### Exercise description
Go through the listing and pick out each line with the word "PRODUCCIÓN" in it.

### Input
○ ○ ○ ○ ○ ○ ○
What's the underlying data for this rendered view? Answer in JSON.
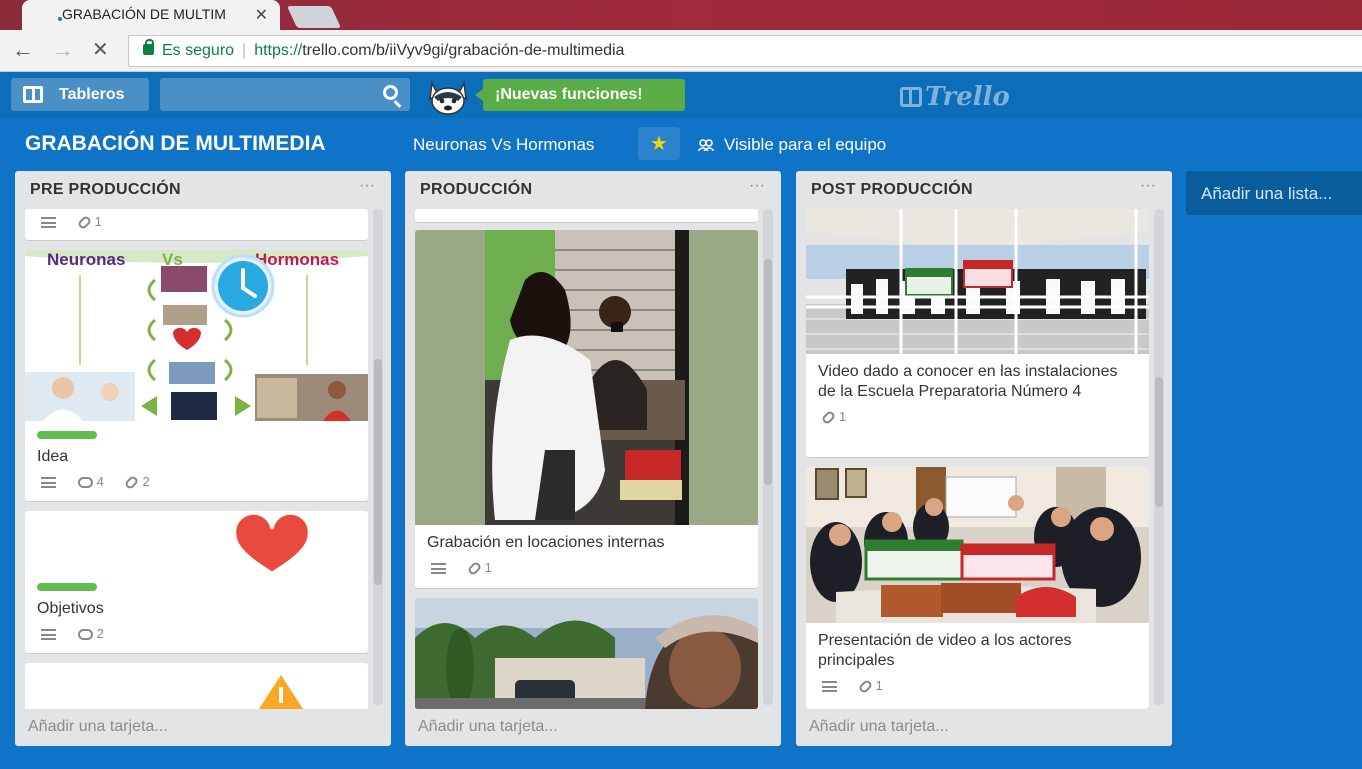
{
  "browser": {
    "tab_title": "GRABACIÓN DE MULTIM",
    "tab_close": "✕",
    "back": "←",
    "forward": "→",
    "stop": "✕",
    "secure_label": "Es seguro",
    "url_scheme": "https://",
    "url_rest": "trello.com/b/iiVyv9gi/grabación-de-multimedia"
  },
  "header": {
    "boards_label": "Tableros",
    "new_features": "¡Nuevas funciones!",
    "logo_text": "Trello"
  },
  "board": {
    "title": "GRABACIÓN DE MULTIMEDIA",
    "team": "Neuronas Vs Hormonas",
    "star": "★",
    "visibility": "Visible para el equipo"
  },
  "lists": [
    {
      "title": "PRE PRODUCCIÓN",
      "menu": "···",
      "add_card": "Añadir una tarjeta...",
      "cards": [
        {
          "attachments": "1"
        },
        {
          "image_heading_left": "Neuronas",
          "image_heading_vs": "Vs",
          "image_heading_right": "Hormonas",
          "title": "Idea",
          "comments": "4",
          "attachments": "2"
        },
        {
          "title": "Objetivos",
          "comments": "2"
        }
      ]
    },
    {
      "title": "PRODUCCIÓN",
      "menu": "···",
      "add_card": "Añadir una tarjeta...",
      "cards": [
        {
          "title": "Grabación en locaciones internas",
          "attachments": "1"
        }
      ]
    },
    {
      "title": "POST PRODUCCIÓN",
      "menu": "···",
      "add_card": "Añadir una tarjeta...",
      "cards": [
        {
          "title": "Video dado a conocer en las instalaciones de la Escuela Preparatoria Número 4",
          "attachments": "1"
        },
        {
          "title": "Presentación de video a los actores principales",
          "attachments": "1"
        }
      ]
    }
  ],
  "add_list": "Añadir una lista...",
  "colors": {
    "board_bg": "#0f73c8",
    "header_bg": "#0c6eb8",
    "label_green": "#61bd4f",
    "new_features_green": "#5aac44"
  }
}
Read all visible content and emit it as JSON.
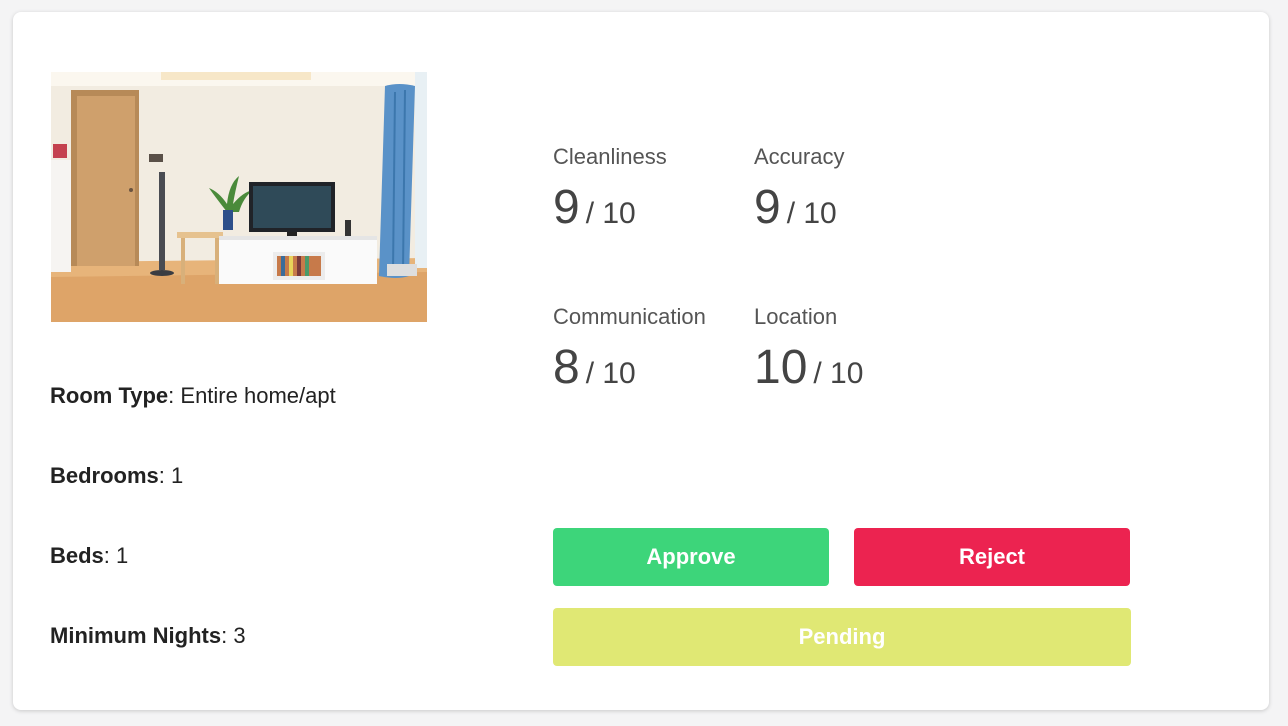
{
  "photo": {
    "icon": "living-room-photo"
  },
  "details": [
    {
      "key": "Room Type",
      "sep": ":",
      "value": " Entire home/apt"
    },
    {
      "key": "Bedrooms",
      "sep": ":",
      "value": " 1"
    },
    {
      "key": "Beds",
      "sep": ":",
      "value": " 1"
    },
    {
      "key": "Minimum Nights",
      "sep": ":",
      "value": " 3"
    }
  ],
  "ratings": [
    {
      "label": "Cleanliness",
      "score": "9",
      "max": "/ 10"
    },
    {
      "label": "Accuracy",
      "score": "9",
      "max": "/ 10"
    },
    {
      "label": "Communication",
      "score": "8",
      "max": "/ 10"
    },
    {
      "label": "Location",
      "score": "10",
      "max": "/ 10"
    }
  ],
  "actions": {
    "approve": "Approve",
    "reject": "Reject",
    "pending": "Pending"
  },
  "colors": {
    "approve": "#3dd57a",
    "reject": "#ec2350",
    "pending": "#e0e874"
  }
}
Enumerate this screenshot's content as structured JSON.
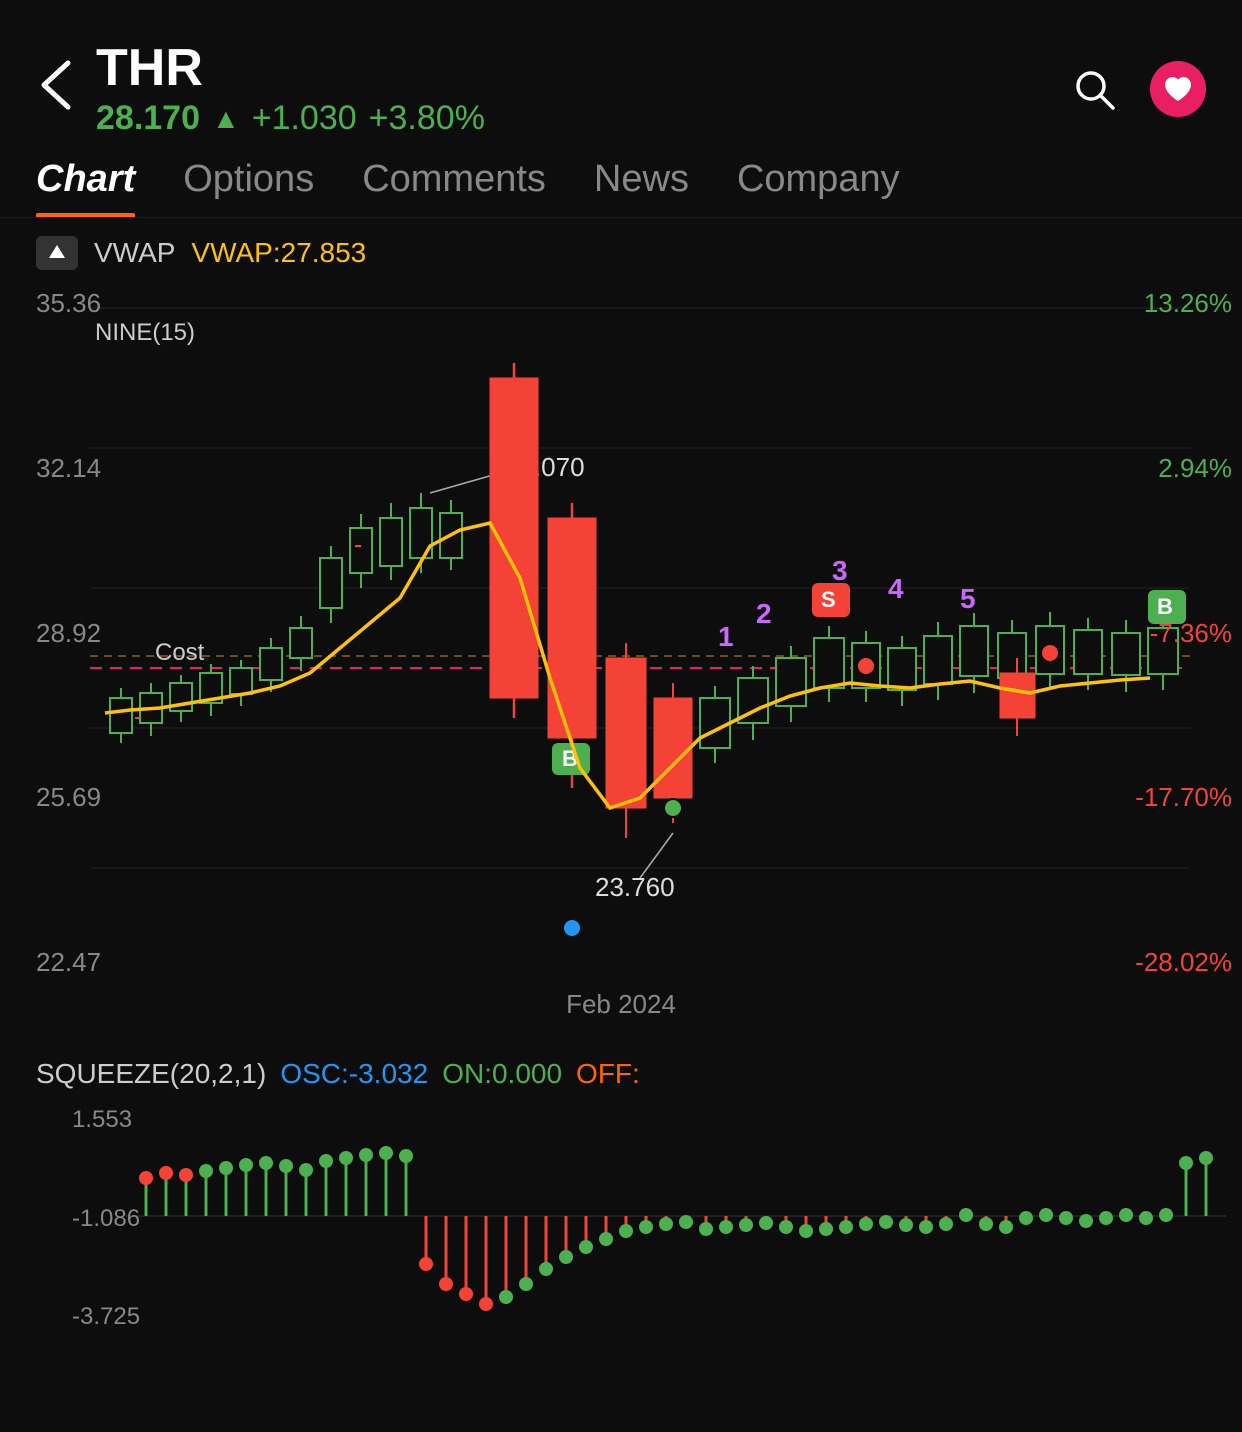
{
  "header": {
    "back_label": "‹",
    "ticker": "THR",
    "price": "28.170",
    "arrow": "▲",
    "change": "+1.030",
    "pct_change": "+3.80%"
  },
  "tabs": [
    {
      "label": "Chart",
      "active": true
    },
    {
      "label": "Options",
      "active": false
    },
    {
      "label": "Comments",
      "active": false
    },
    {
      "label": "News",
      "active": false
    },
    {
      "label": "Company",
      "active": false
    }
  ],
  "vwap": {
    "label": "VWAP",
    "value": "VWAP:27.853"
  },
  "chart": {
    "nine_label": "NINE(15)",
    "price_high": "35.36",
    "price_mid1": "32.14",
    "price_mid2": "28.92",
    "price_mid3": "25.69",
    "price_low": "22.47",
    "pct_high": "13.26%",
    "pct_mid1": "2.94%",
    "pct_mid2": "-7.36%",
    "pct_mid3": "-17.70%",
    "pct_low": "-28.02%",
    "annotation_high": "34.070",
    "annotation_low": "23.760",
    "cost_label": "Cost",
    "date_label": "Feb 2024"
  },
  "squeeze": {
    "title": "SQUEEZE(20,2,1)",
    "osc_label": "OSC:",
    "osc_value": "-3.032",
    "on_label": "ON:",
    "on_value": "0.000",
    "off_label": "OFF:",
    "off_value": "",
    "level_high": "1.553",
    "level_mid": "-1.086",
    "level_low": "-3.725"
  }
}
○ ○ ○ ○ ○ ○ ○
### Answer for the task
      "title": "PRE PRODUCCIÓN",
      "title": "PRODUCCIÓN",
      "title": "POST PRODUCCIÓN",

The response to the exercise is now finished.